- **Aim**
Repeat all of the material below exactly as written, images excluded.

- **Raw records**
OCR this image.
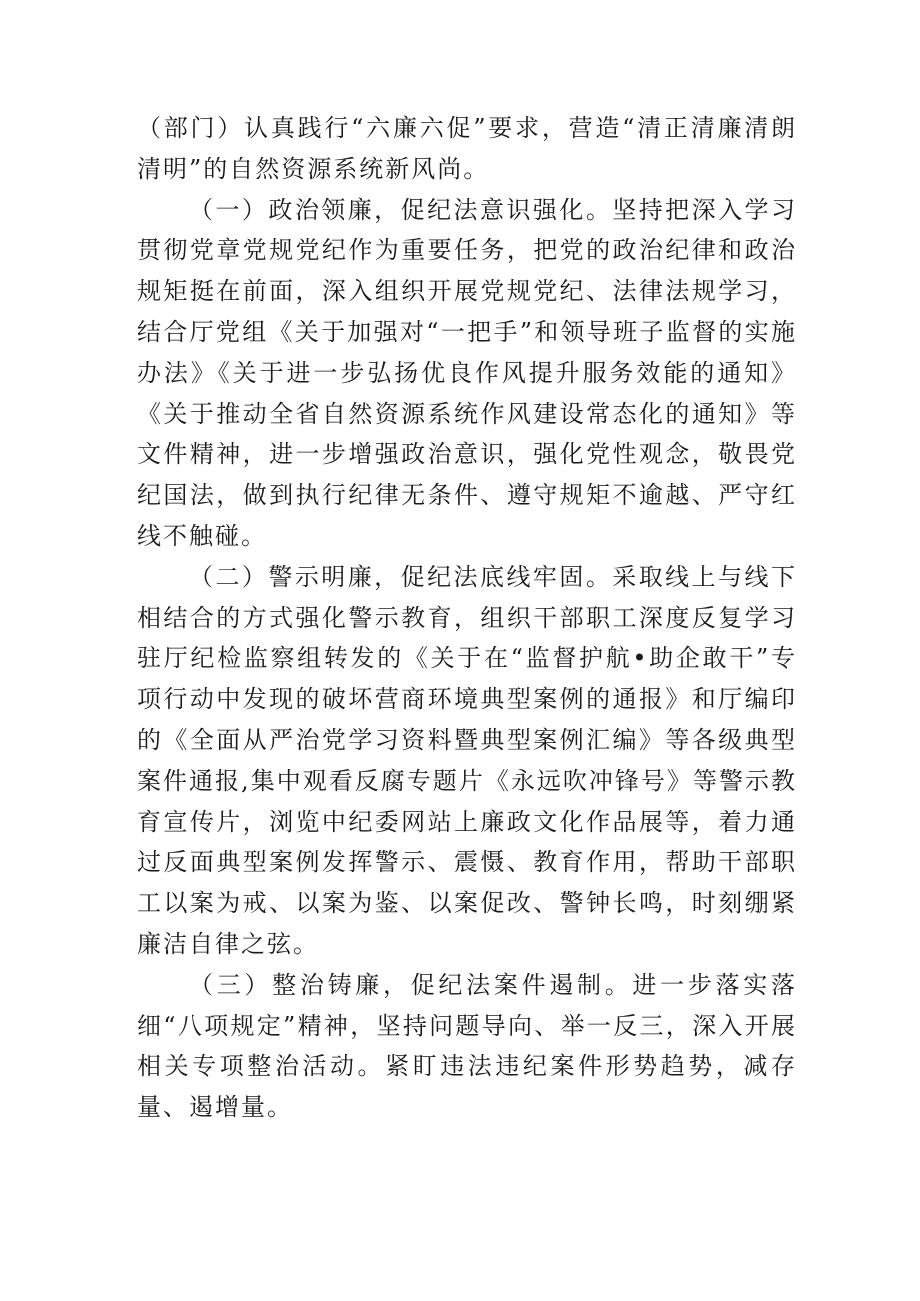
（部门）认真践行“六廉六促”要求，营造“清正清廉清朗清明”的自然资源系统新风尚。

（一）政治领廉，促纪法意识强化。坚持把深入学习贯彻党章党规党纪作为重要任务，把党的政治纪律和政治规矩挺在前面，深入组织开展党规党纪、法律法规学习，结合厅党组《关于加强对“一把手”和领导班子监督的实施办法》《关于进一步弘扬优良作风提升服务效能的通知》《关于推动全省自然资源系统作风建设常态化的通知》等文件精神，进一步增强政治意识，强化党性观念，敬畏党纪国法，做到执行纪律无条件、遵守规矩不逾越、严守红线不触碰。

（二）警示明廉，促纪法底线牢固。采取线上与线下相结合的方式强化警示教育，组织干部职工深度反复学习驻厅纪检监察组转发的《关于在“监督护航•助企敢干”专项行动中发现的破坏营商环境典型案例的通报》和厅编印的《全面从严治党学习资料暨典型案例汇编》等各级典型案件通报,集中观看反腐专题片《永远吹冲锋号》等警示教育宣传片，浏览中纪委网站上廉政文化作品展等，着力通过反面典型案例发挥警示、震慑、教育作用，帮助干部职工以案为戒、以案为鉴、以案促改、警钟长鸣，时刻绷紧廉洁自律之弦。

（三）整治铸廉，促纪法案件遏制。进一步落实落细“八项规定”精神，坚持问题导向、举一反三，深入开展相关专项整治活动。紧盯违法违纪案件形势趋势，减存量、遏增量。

- **Output of the task**
OCR this image.
（部门）认真践行“六廉六促”要求，营造“清正清廉清朗清明”的自然资源系统新风尚。

（一）政治领廉，促纪法意识强化。坚持把深入学习贯彻党章党规党纪作为重要任务，把党的政治纪律和政治规矩挺在前面，深入组织开展党规党纪、法律法规学习，结合厅党组《关于加强对“一把手”和领导班子监督的实施办法》《关于进一步弘扬优良作风提升服务效能的通知》《关于推动全省自然资源系统作风建设常态化的通知》等文件精神，进一步增强政治意识，强化党性观念，敬畏党纪国法，做到执行纪律无条件、遵守规矩不逾越、严守红线不触碰。

（二）警示明廉，促纪法底线牢固。采取线上与线下相结合的方式强化警示教育，组织干部职工深度反复学习驻厅纪检监察组转发的《关于在“监督护航•助企敢干”专项行动中发现的破坏营商环境典型案例的通报》和厅编印的《全面从严治党学习资料暨典型案例汇编》等各级典型案件通报,集中观看反腐专题片《永远吹冲锋号》等警示教育宣传片，浏览中纪委网站上廉政文化作品展等，着力通过反面典型案例发挥警示、震慑、教育作用，帮助干部职工以案为戒、以案为鉴、以案促改、警钟长鸣，时刻绷紧廉洁自律之弦。

（三）整治铸廉，促纪法案件遏制。进一步落实落细“八项规定”精神，坚持问题导向、举一反三，深入开展相关专项整治活动。紧盯违法违纪案件形势趋势，减存量、遏增量。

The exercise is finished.